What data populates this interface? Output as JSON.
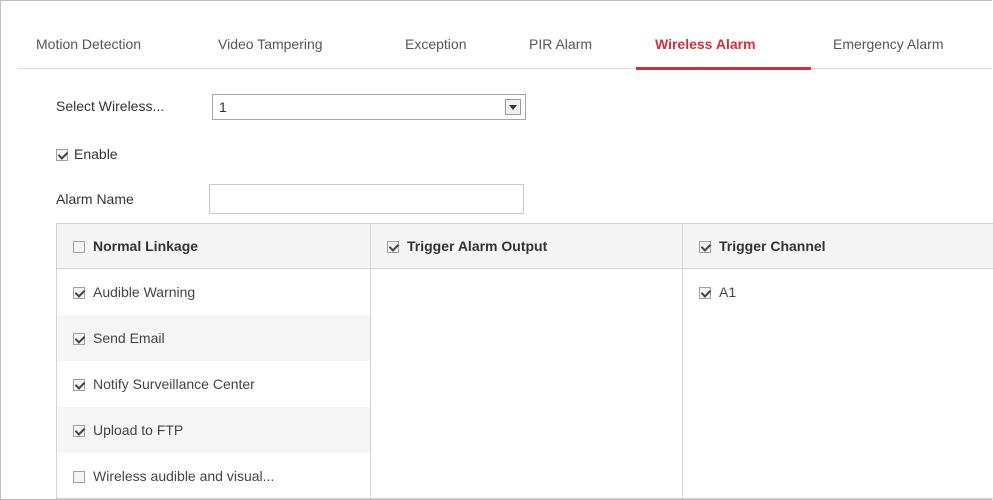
{
  "tabs": [
    {
      "label": "Motion Detection",
      "active": false
    },
    {
      "label": "Video Tampering",
      "active": false
    },
    {
      "label": "Exception",
      "active": false
    },
    {
      "label": "PIR Alarm",
      "active": false
    },
    {
      "label": "Wireless Alarm",
      "active": true
    },
    {
      "label": "Emergency Alarm",
      "active": false
    }
  ],
  "form": {
    "select_wireless_label": "Select Wireless...",
    "select_wireless_value": "1",
    "enable_label": "Enable",
    "enable_checked": true,
    "alarm_name_label": "Alarm Name",
    "alarm_name_value": ""
  },
  "linkage": {
    "normal_linkage": {
      "header": "Normal Linkage",
      "header_checked": false,
      "items": [
        {
          "label": "Audible Warning",
          "checked": true
        },
        {
          "label": "Send Email",
          "checked": true
        },
        {
          "label": "Notify Surveillance Center",
          "checked": true
        },
        {
          "label": "Upload to FTP",
          "checked": true
        },
        {
          "label": "Wireless audible and visual...",
          "checked": false
        }
      ]
    },
    "trigger_alarm_output": {
      "header": "Trigger Alarm Output",
      "header_checked": true
    },
    "trigger_channel": {
      "header": "Trigger Channel",
      "header_checked": true,
      "items": [
        {
          "label": "A1",
          "checked": true
        }
      ]
    }
  },
  "colors": {
    "accent": "#d2303b",
    "border": "#d3d3d3",
    "header_bg": "#f5f5f5"
  }
}
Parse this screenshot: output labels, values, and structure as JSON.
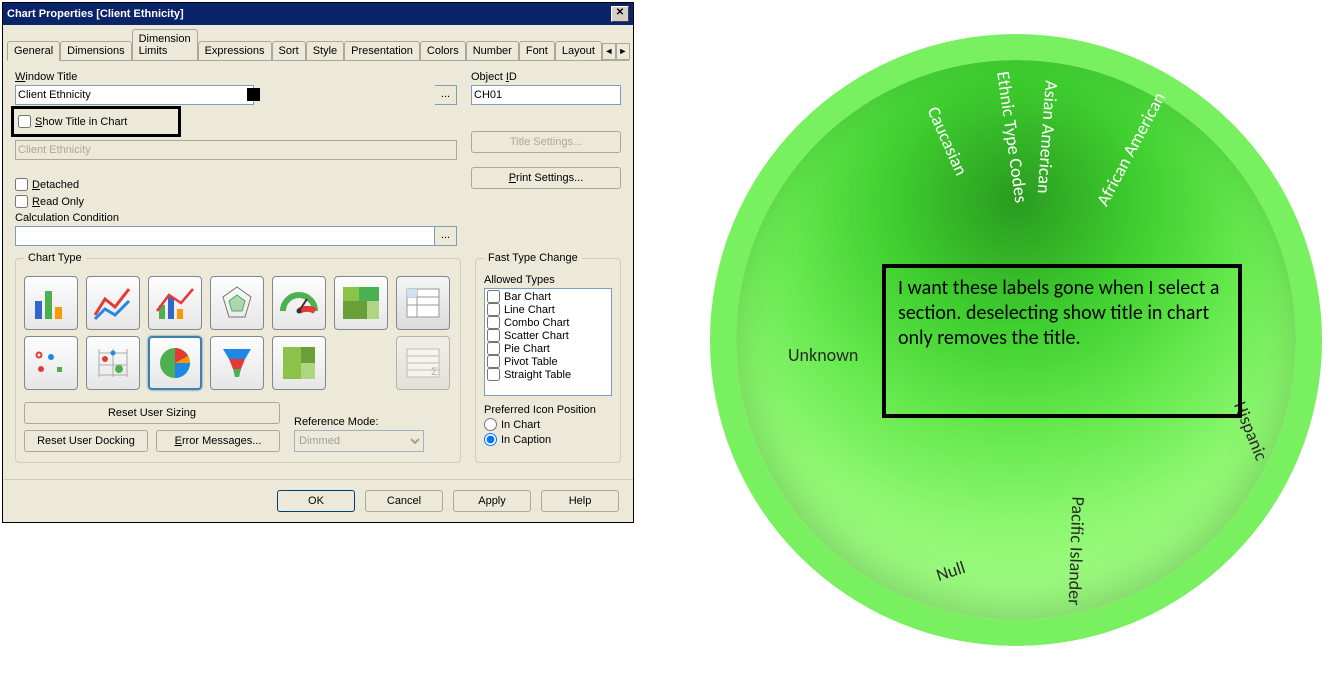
{
  "dialog": {
    "title": "Chart Properties [Client Ethnicity]",
    "tabs": [
      "General",
      "Dimensions",
      "Dimension Limits",
      "Expressions",
      "Sort",
      "Style",
      "Presentation",
      "Colors",
      "Number",
      "Font",
      "Layout"
    ],
    "active_tab": 0,
    "window_title_label": "Window Title",
    "window_title_value": "Client Ethnicity",
    "object_id_label": "Object ID",
    "object_id_value": "CH01",
    "show_title_label": "Show Title in Chart",
    "show_title_checked": false,
    "title_in_chart_value": "Client Ethnicity",
    "title_settings_label": "Title Settings...",
    "print_settings_label": "Print Settings...",
    "detached_label": "Detached",
    "detached_checked": false,
    "readonly_label": "Read Only",
    "readonly_checked": false,
    "calc_cond_label": "Calculation Condition",
    "calc_cond_value": "",
    "chart_type_legend": "Chart Type",
    "reset_sizing_label": "Reset User Sizing",
    "reset_docking_label": "Reset User Docking",
    "error_msgs_label": "Error Messages...",
    "ref_mode_label": "Reference Mode:",
    "ref_mode_value": "Dimmed",
    "fast_legend": "Fast Type Change",
    "allowed_label": "Allowed Types",
    "allowed_types": [
      "Bar Chart",
      "Line Chart",
      "Combo Chart",
      "Scatter Chart",
      "Pie Chart",
      "Pivot Table",
      "Straight Table"
    ],
    "pref_icon_label": "Preferred Icon Position",
    "radio_in_chart": "In Chart",
    "radio_in_caption": "In Caption",
    "radio_selected": "caption",
    "ok": "OK",
    "cancel": "Cancel",
    "apply": "Apply",
    "help": "Help",
    "dots": "..."
  },
  "chart_data": {
    "type": "pie",
    "title": "",
    "labels": [
      "Caucasian",
      "Ethnic Type Codes",
      "Asian American",
      "African American",
      "Hispanic",
      "Pacific Islander",
      "Null",
      "Unknown"
    ],
    "note": "pie slice values not shown in image; only dimension labels are rendered"
  },
  "annotation": "I want these labels gone when I select a section. deselecting show title in chart only removes the title."
}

◆ What the task asks:
Pull out each line of the listing that holds the string "labels".

◆ Solution:
Parse this screenshot: output labels, values, and structure as JSON.
    "labels": [
    "note": "pie slice values not shown in image; only dimension labels are rendered"
  "annotation": "I want these labels gone when I select a section. deselecting show title in chart only removes the title."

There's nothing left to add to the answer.